ENTRIES SHOWN:
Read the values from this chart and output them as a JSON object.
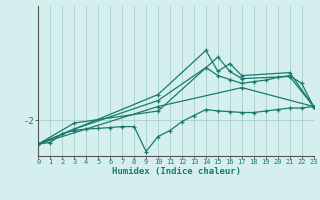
{
  "background_color": "#d4efed",
  "grid_color": "#aacfcc",
  "line_color": "#1a7a6e",
  "xlabel": "Humidex (Indice chaleur)",
  "xlim": [
    0,
    23
  ],
  "ylim": [
    -3.2,
    1.8
  ],
  "xticks": [
    0,
    1,
    2,
    3,
    4,
    5,
    6,
    7,
    8,
    9,
    10,
    11,
    12,
    13,
    14,
    15,
    16,
    17,
    18,
    19,
    20,
    21,
    22,
    23
  ],
  "yticks": [
    -2
  ],
  "ytick_labels": [
    "-2"
  ],
  "series": [
    {
      "x": [
        0,
        1,
        2,
        3,
        4,
        5,
        6,
        7,
        8,
        9,
        10,
        11,
        12,
        13,
        14,
        15,
        16,
        17,
        18,
        19,
        20,
        21,
        22,
        23
      ],
      "y": [
        -2.8,
        -2.75,
        -2.45,
        -2.35,
        -2.3,
        -2.28,
        -2.25,
        -2.22,
        -2.22,
        -3.05,
        -2.55,
        -2.35,
        -2.05,
        -1.85,
        -1.65,
        -1.7,
        -1.72,
        -1.75,
        -1.75,
        -1.7,
        -1.65,
        -1.6,
        -1.6,
        -1.55
      ]
    },
    {
      "x": [
        0,
        3,
        10,
        15,
        16,
        17,
        21,
        23
      ],
      "y": [
        -2.8,
        -2.1,
        -1.7,
        0.1,
        -0.38,
        -0.62,
        -0.55,
        -1.55
      ]
    },
    {
      "x": [
        0,
        3,
        10,
        14,
        15,
        16,
        17,
        18,
        19,
        20,
        21,
        22,
        23
      ],
      "y": [
        -2.8,
        -2.3,
        -1.35,
        -0.25,
        -0.52,
        -0.65,
        -0.78,
        -0.72,
        -0.67,
        -0.58,
        -0.52,
        -0.78,
        -1.55
      ]
    },
    {
      "x": [
        0,
        10,
        14,
        15,
        16,
        17,
        21,
        23
      ],
      "y": [
        -2.8,
        -1.15,
        0.32,
        -0.38,
        -0.12,
        -0.52,
        -0.42,
        -1.55
      ]
    },
    {
      "x": [
        0,
        10,
        17,
        23
      ],
      "y": [
        -2.8,
        -1.55,
        -0.92,
        -1.55
      ]
    }
  ]
}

WORK TO COMPLETE: Quote the preceding listing precisely and completely, omitting its images.

RESULT:
Read the values from this chart and output them as a JSON object.
{
  "background_color": "#d4efed",
  "grid_color": "#aacfcc",
  "line_color": "#1a7a6e",
  "xlabel": "Humidex (Indice chaleur)",
  "xlim": [
    0,
    23
  ],
  "ylim": [
    -3.2,
    1.8
  ],
  "xticks": [
    0,
    1,
    2,
    3,
    4,
    5,
    6,
    7,
    8,
    9,
    10,
    11,
    12,
    13,
    14,
    15,
    16,
    17,
    18,
    19,
    20,
    21,
    22,
    23
  ],
  "yticks": [
    -2
  ],
  "ytick_labels": [
    "-2"
  ],
  "series": [
    {
      "x": [
        0,
        1,
        2,
        3,
        4,
        5,
        6,
        7,
        8,
        9,
        10,
        11,
        12,
        13,
        14,
        15,
        16,
        17,
        18,
        19,
        20,
        21,
        22,
        23
      ],
      "y": [
        -2.8,
        -2.75,
        -2.45,
        -2.35,
        -2.3,
        -2.28,
        -2.25,
        -2.22,
        -2.22,
        -3.05,
        -2.55,
        -2.35,
        -2.05,
        -1.85,
        -1.65,
        -1.7,
        -1.72,
        -1.75,
        -1.75,
        -1.7,
        -1.65,
        -1.6,
        -1.6,
        -1.55
      ]
    },
    {
      "x": [
        0,
        3,
        10,
        15,
        16,
        17,
        21,
        23
      ],
      "y": [
        -2.8,
        -2.1,
        -1.7,
        0.1,
        -0.38,
        -0.62,
        -0.55,
        -1.55
      ]
    },
    {
      "x": [
        0,
        3,
        10,
        14,
        15,
        16,
        17,
        18,
        19,
        20,
        21,
        22,
        23
      ],
      "y": [
        -2.8,
        -2.3,
        -1.35,
        -0.25,
        -0.52,
        -0.65,
        -0.78,
        -0.72,
        -0.67,
        -0.58,
        -0.52,
        -0.78,
        -1.55
      ]
    },
    {
      "x": [
        0,
        10,
        14,
        15,
        16,
        17,
        21,
        23
      ],
      "y": [
        -2.8,
        -1.15,
        0.32,
        -0.38,
        -0.12,
        -0.52,
        -0.42,
        -1.55
      ]
    },
    {
      "x": [
        0,
        10,
        17,
        23
      ],
      "y": [
        -2.8,
        -1.55,
        -0.92,
        -1.55
      ]
    }
  ]
}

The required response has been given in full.